_ENTRIES SHOWN:_
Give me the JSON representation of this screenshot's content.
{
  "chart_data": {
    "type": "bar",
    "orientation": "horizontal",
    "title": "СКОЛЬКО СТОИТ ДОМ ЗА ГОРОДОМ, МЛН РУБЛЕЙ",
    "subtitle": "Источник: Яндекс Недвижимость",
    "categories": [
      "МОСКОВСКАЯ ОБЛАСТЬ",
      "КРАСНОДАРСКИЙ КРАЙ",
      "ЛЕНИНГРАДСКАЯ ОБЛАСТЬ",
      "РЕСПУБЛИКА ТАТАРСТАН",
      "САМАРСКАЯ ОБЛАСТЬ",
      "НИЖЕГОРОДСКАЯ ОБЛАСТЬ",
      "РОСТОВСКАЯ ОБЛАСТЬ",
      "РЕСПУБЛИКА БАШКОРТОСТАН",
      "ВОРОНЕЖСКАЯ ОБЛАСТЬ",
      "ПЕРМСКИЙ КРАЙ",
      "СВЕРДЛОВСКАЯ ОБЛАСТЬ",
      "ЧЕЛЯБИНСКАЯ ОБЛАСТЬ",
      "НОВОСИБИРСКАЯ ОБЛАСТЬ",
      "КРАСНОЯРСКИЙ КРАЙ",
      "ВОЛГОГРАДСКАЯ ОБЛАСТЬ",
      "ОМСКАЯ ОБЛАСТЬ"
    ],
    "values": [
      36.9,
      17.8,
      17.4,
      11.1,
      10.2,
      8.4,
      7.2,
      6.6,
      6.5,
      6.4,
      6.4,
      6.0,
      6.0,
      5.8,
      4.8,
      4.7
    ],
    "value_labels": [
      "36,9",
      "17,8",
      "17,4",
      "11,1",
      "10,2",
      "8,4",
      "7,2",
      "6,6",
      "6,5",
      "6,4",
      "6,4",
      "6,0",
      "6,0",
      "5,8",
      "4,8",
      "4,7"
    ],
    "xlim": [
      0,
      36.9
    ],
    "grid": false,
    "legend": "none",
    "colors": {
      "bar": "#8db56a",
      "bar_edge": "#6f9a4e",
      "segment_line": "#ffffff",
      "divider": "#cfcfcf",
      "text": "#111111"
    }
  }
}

==

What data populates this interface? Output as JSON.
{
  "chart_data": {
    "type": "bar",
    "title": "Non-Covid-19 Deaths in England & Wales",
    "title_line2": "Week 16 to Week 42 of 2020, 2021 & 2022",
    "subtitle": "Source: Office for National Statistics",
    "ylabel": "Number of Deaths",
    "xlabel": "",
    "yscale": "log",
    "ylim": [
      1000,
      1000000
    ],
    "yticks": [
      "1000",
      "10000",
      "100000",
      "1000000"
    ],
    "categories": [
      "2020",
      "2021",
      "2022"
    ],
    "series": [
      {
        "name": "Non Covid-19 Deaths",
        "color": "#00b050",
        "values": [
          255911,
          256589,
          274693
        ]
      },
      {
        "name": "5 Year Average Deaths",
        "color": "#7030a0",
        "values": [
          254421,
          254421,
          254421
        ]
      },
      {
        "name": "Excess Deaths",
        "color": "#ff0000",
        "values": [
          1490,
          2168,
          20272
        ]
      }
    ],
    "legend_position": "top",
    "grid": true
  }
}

==

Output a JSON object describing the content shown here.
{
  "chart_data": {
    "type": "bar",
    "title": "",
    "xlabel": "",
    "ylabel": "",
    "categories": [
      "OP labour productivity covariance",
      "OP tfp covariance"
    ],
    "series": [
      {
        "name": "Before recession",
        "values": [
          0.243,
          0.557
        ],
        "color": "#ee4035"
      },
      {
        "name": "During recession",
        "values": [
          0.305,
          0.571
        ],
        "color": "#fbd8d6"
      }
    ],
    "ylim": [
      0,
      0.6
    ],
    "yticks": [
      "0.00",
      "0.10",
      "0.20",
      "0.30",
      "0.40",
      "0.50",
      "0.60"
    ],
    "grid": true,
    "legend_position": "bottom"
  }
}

_WRITTEN REQUEST:_
From the data above, show each line that contains "covariance".

_TASK SOLUTION:_
      "OP labour productivity covariance",
      "OP tfp covariance"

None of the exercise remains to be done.